:: Passage to read ::
Me and ArthurOnce, a long time ago, I went to a jumprope exhibition in the gym of a middle school. There were teams of tandem jumpers, rope dancers, and synchronized twirling. The students had practiced for many weeks prior to the exhibition. This was back in the days of big VHS camcorders, and I had one on my shoulder so I could record the coolest moments. At the very end of the competition, the gym floor cleared and a single jump roper entered the room from a side door. One of his legs was twisted up behind his head –it looked effortless, he was that flexible and agile–and he did so many tricks so fast and so well, jump-roping the whole time, that I kept the camcorder trained on him. The crowd burst into a roar.

Then I realized that the jump-roper was my son. Holy shit! That’s my son! I said, and that got recorded too. 

It’s weird, when your kids grow up. Of course you expect it, and it’s wonderful, but still there are moments when you can’t believe it – like, wait, what? When did this happen? How did it happen? This bittersweet poem, which I loved the first moment I read it, makes me feel like crying the same way I feel like crying when I watch that long ago videotape. Holy shit, that’s my son. 

 

Taking It Home to Jerome, by David Kirby

In Baton Rouge, there was a DJ on the soul station who was
always urging his listeners to “take it on home to Jerome.”

No one knew who Jerome was. And nobody cared. So it
didn’t matter. I was, what, ten, twelve? I didn’t have anything

to take home to anyone. Parents and teachers told us that all
we needed to do in this world were three things: be happy,

do good, and find work that fulfills you. But I also wanted
to learn that trick where you grab your left ankle in your

right hand and then jump through with your other leg.
Everything else was to come, everything about love:

the sadness of it, knowing it can’t last, that all lives must end,
all hearts are broken. Sometimes when I’m writing a poem,

I feel as though I’m operating that crusher that turns
a full-size car into a metal cube the size of a suitcase.

At other times, I’m just a secretary: the world has so much
to say, and I’m writing it down. This great tenderness.

:: Data lines ::
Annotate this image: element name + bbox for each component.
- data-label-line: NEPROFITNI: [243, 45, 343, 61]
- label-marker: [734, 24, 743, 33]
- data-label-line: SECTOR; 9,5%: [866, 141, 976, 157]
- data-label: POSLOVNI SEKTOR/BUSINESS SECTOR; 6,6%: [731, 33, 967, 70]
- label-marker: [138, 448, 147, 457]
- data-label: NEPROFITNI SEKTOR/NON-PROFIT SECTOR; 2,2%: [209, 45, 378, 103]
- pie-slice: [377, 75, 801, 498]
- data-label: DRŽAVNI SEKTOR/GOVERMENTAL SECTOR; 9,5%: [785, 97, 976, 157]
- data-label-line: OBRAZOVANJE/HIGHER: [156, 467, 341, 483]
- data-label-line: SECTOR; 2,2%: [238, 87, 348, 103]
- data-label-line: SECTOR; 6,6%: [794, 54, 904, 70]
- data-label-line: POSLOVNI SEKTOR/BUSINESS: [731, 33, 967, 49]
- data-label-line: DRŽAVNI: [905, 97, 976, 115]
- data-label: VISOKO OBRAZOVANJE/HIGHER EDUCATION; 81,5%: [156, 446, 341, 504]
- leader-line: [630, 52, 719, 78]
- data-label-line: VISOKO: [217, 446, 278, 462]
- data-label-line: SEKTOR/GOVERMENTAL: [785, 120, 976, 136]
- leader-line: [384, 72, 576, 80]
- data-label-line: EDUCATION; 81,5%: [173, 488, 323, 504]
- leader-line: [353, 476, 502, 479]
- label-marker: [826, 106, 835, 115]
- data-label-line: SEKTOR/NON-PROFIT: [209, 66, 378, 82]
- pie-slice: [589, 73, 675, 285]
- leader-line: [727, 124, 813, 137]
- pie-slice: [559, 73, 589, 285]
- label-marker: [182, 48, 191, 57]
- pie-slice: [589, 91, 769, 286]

:: Tasks to perform ::
(a) Answer these questions from the jumprope passage, one per line:
(i) Where was the jumprope exhibition held?
(ii) On what kind of station did the DJ in Baton Rouge work?
(iii) What three things did parents and teachers say we needed to do in this world?
(b) Write out the jumprope passage from "Everything else was" to "of a suitcase." again, swapping "suitcase" for "shoebox".

:: Expected answers ::
(a)
(i) In the gym of a middle school.
(ii) The soul station.
(iii) Be happy, do good, and find work that fulfills you.

(b)
Everything else was to come, everything about love:

the sadness of it, knowing it can’t last, that all lives must end,
all hearts are broken. Sometimes when I’m writing a poem,

I feel as though I’m operating that crusher that turns
a full-size car into a metal cube the size of a shoebox.